**Source material:**
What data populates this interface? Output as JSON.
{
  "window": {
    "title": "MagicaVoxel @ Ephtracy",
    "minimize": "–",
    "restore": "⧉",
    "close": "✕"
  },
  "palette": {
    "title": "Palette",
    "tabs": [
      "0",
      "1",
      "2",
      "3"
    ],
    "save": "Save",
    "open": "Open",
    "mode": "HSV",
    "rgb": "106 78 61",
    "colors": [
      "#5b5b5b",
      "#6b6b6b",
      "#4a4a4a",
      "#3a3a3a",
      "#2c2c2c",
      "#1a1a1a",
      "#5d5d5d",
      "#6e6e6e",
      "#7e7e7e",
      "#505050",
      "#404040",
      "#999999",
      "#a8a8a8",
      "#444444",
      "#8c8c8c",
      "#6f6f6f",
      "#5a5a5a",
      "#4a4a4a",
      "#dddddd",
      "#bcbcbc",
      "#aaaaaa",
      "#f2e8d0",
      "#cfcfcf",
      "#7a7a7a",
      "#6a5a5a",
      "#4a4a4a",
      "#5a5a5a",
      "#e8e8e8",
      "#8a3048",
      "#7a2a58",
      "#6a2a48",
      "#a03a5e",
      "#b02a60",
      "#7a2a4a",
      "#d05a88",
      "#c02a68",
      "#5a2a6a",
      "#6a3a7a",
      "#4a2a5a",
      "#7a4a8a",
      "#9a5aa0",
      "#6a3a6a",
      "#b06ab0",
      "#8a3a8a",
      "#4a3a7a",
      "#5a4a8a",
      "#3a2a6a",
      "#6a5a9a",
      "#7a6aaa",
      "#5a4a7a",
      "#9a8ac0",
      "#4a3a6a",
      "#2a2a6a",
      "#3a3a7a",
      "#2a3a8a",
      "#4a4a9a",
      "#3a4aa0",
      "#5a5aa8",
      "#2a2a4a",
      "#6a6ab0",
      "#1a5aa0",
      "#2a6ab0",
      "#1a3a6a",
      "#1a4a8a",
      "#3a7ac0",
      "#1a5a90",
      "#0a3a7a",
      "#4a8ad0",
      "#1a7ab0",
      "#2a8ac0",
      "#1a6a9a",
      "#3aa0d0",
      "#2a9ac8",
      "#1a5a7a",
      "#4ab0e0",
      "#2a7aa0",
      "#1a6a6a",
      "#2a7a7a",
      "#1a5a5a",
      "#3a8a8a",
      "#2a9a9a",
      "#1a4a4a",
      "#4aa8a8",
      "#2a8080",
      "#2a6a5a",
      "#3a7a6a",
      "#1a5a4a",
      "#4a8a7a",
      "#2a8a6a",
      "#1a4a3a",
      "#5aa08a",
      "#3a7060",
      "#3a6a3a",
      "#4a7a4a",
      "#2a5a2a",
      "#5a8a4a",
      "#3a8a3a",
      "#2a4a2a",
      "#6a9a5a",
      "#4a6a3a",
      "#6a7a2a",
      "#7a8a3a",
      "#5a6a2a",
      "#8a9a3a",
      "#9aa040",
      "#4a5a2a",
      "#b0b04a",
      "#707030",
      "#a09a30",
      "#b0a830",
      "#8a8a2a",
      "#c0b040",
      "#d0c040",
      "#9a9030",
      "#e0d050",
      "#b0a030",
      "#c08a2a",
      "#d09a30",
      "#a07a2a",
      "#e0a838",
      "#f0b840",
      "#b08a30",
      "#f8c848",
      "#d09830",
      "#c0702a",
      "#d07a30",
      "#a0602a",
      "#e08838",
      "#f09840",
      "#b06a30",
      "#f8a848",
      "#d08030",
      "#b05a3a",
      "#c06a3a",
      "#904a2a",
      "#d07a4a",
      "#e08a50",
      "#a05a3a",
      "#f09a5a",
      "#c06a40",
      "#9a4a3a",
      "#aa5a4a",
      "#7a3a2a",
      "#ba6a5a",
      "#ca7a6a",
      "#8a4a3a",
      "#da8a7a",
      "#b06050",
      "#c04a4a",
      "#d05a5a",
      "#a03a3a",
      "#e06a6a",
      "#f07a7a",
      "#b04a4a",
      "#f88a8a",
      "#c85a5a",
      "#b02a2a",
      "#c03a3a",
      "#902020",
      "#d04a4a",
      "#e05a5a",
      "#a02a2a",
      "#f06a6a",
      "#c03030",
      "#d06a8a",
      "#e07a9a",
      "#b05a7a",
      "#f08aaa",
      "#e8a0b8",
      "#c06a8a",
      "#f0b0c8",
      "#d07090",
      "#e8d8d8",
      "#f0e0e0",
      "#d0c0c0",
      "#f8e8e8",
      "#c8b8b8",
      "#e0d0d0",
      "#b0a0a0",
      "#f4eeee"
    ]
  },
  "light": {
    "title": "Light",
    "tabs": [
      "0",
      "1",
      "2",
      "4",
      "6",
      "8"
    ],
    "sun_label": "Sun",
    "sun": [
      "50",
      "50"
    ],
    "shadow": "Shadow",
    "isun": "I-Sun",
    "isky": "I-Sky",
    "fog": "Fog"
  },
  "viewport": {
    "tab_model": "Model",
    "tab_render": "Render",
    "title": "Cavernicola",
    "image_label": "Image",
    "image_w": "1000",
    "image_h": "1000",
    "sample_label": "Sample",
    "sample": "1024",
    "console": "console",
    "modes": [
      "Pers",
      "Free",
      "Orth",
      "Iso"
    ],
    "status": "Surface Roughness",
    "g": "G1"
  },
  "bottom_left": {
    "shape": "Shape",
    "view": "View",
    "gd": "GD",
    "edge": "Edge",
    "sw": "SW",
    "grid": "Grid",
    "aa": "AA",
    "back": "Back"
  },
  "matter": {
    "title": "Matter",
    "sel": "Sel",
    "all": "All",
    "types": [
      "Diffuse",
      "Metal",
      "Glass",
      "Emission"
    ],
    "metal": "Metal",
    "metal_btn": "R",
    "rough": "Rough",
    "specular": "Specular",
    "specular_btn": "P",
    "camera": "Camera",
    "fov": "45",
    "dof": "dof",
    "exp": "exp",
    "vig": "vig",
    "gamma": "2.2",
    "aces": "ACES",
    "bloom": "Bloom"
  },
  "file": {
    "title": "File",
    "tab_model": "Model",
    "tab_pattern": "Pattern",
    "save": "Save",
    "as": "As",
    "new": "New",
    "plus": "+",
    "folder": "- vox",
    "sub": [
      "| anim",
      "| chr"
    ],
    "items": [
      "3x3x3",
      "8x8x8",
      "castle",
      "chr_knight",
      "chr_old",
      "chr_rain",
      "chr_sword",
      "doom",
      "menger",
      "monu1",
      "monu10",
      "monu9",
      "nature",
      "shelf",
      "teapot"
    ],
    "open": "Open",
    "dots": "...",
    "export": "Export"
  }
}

**Given request:**
Word for word, write out the data.

**Final result:**
What data populates this interface? Output as JSON.
{
  "window": {
    "title": "MagicaVoxel @ Ephtracy",
    "minimize": "–",
    "restore": "⧉",
    "close": "✕"
  },
  "palette": {
    "title": "Palette",
    "tabs": [
      "0",
      "1",
      "2",
      "3"
    ],
    "save": "Save",
    "open": "Open",
    "mode": "HSV",
    "rgb": "106 78 61",
    "colors": [
      "#5b5b5b",
      "#6b6b6b",
      "#4a4a4a",
      "#3a3a3a",
      "#2c2c2c",
      "#1a1a1a",
      "#5d5d5d",
      "#6e6e6e",
      "#7e7e7e",
      "#505050",
      "#404040",
      "#999999",
      "#a8a8a8",
      "#444444",
      "#8c8c8c",
      "#6f6f6f",
      "#5a5a5a",
      "#4a4a4a",
      "#dddddd",
      "#bcbcbc",
      "#aaaaaa",
      "#f2e8d0",
      "#cfcfcf",
      "#7a7a7a",
      "#6a5a5a",
      "#4a4a4a",
      "#5a5a5a",
      "#e8e8e8",
      "#8a3048",
      "#7a2a58",
      "#6a2a48",
      "#a03a5e",
      "#b02a60",
      "#7a2a4a",
      "#d05a88",
      "#c02a68",
      "#5a2a6a",
      "#6a3a7a",
      "#4a2a5a",
      "#7a4a8a",
      "#9a5aa0",
      "#6a3a6a",
      "#b06ab0",
      "#8a3a8a",
      "#4a3a7a",
      "#5a4a8a",
      "#3a2a6a",
      "#6a5a9a",
      "#7a6aaa",
      "#5a4a7a",
      "#9a8ac0",
      "#4a3a6a",
      "#2a2a6a",
      "#3a3a7a",
      "#2a3a8a",
      "#4a4a9a",
      "#3a4aa0",
      "#5a5aa8",
      "#2a2a4a",
      "#6a6ab0",
      "#1a5aa0",
      "#2a6ab0",
      "#1a3a6a",
      "#1a4a8a",
      "#3a7ac0",
      "#1a5a90",
      "#0a3a7a",
      "#4a8ad0",
      "#1a7ab0",
      "#2a8ac0",
      "#1a6a9a",
      "#3aa0d0",
      "#2a9ac8",
      "#1a5a7a",
      "#4ab0e0",
      "#2a7aa0",
      "#1a6a6a",
      "#2a7a7a",
      "#1a5a5a",
      "#3a8a8a",
      "#2a9a9a",
      "#1a4a4a",
      "#4aa8a8",
      "#2a8080",
      "#2a6a5a",
      "#3a7a6a",
      "#1a5a4a",
      "#4a8a7a",
      "#2a8a6a",
      "#1a4a3a",
      "#5aa08a",
      "#3a7060",
      "#3a6a3a",
      "#4a7a4a",
      "#2a5a2a",
      "#5a8a4a",
      "#3a8a3a",
      "#2a4a2a",
      "#6a9a5a",
      "#4a6a3a",
      "#6a7a2a",
      "#7a8a3a",
      "#5a6a2a",
      "#8a9a3a",
      "#9aa040",
      "#4a5a2a",
      "#b0b04a",
      "#707030",
      "#a09a30",
      "#b0a830",
      "#8a8a2a",
      "#c0b040",
      "#d0c040",
      "#9a9030",
      "#e0d050",
      "#b0a030",
      "#c08a2a",
      "#d09a30",
      "#a07a2a",
      "#e0a838",
      "#f0b840",
      "#b08a30",
      "#f8c848",
      "#d09830",
      "#c0702a",
      "#d07a30",
      "#a0602a",
      "#e08838",
      "#f09840",
      "#b06a30",
      "#f8a848",
      "#d08030",
      "#b05a3a",
      "#c06a3a",
      "#904a2a",
      "#d07a4a",
      "#e08a50",
      "#a05a3a",
      "#f09a5a",
      "#c06a40",
      "#9a4a3a",
      "#aa5a4a",
      "#7a3a2a",
      "#ba6a5a",
      "#ca7a6a",
      "#8a4a3a",
      "#da8a7a",
      "#b06050",
      "#c04a4a",
      "#d05a5a",
      "#a03a3a",
      "#e06a6a",
      "#f07a7a",
      "#b04a4a",
      "#f88a8a",
      "#c85a5a",
      "#b02a2a",
      "#c03a3a",
      "#902020",
      "#d04a4a",
      "#e05a5a",
      "#a02a2a",
      "#f06a6a",
      "#c03030",
      "#d06a8a",
      "#e07a9a",
      "#b05a7a",
      "#f08aaa",
      "#e8a0b8",
      "#c06a8a",
      "#f0b0c8",
      "#d07090",
      "#e8d8d8",
      "#f0e0e0",
      "#d0c0c0",
      "#f8e8e8",
      "#c8b8b8",
      "#e0d0d0",
      "#b0a0a0",
      "#f4eeee"
    ]
  },
  "light": {
    "title": "Light",
    "tabs": [
      "0",
      "1",
      "2",
      "4",
      "6",
      "8"
    ],
    "sun_label": "Sun",
    "sun": [
      "50",
      "50"
    ],
    "shadow": "Shadow",
    "isun": "I-Sun",
    "isky": "I-Sky",
    "fog": "Fog"
  },
  "viewport": {
    "tab_model": "Model",
    "tab_render": "Render",
    "title": "Cavernicola",
    "image_label": "Image",
    "image_w": "1000",
    "image_h": "1000",
    "sample_label": "Sample",
    "sample": "1024",
    "console": "console",
    "modes": [
      "Pers",
      "Free",
      "Orth",
      "Iso"
    ],
    "status": "Surface Roughness",
    "g": "G1"
  },
  "bottom_left": {
    "shape": "Shape",
    "view": "View",
    "gd": "GD",
    "edge": "Edge",
    "sw": "SW",
    "grid": "Grid",
    "aa": "AA",
    "back": "Back"
  },
  "matter": {
    "title": "Matter",
    "sel": "Sel",
    "all": "All",
    "types": [
      "Diffuse",
      "Metal",
      "Glass",
      "Emission"
    ],
    "metal": "Metal",
    "metal_btn": "R",
    "rough": "Rough",
    "specular": "Specular",
    "specular_btn": "P",
    "camera": "Camera",
    "fov": "45",
    "dof": "dof",
    "exp": "exp",
    "vig": "vig",
    "gamma": "2.2",
    "aces": "ACES",
    "bloom": "Bloom"
  },
  "file": {
    "title": "File",
    "tab_model": "Model",
    "tab_pattern": "Pattern",
    "save": "Save",
    "as": "As",
    "new": "New",
    "plus": "+",
    "folder": "- vox",
    "sub": [
      "| anim",
      "| chr"
    ],
    "items": [
      "3x3x3",
      "8x8x8",
      "castle",
      "chr_knight",
      "chr_old",
      "chr_rain",
      "chr_sword",
      "doom",
      "menger",
      "monu1",
      "monu10",
      "monu9",
      "nature",
      "shelf",
      "teapot"
    ],
    "open": "Open",
    "dots": "...",
    "export": "Export"
  }
}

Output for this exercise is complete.